#### PROBLEM DETAILS:
Drop the images; return everything else in the listing below exactly.

start MATERIAL PROVIDED

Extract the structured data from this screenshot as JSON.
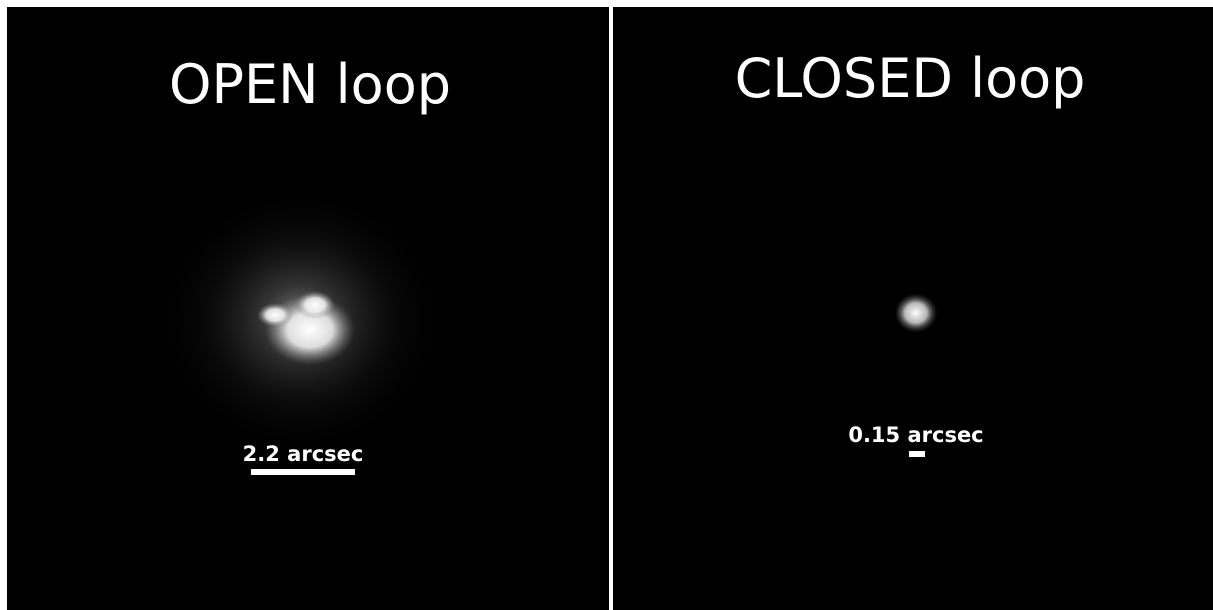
{
  "panels": [
    {
      "title": "OPEN loop",
      "scale_label": "2.2 arcsec"
    },
    {
      "title": "CLOSED loop",
      "scale_label": "0.15 arcsec"
    }
  ]
}
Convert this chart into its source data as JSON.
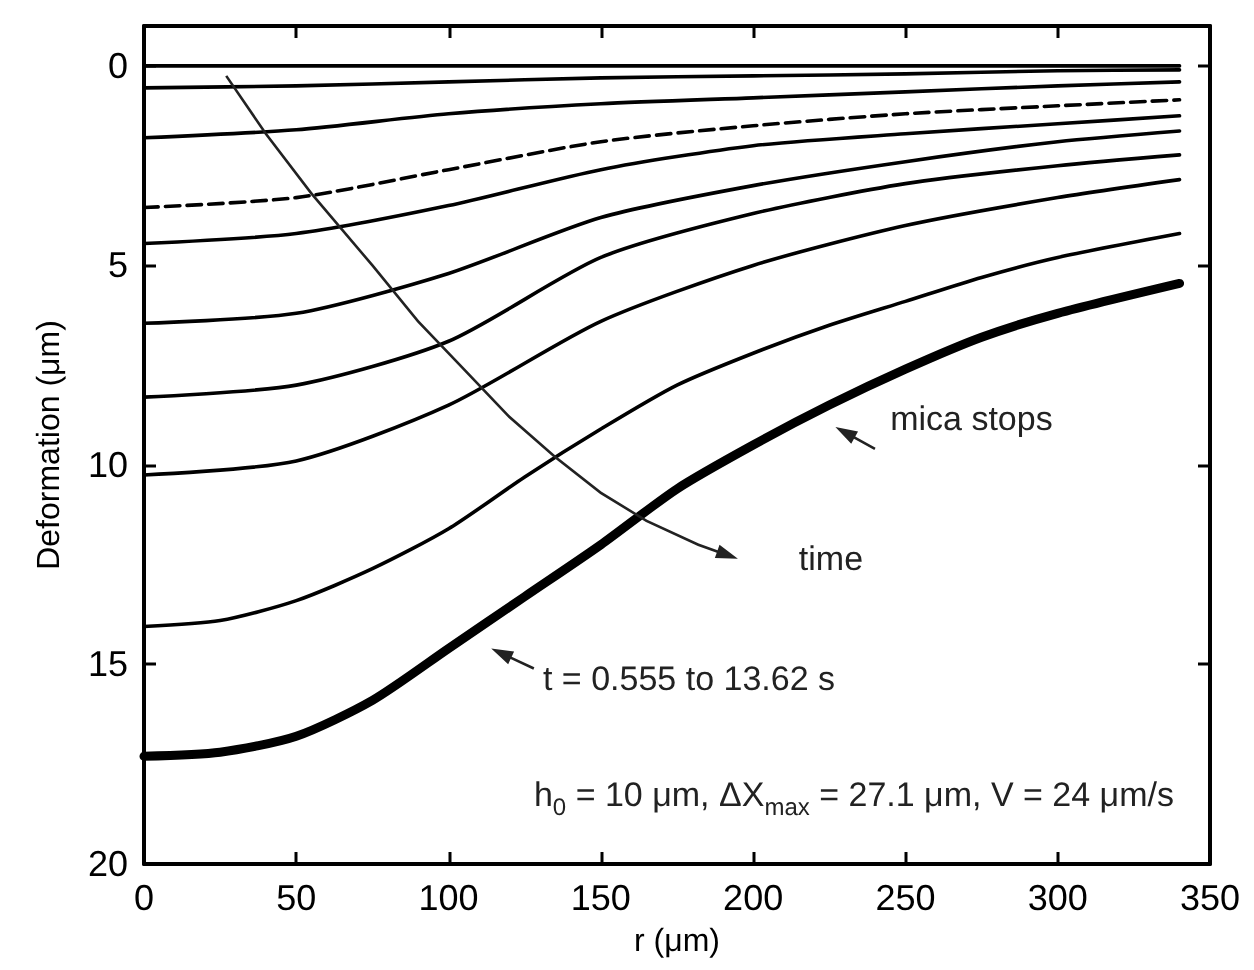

end MATERIAL PROVIDED

#### SOLUTION:
Extract the structured data from this screenshot as JSON.
{
  "panels": [
    {
      "title": "OPEN loop",
      "scale_label": "2.2 arcsec"
    },
    {
      "title": "CLOSED loop",
      "scale_label": "0.15 arcsec"
    }
  ]
}
Convert this chart into its source data as JSON.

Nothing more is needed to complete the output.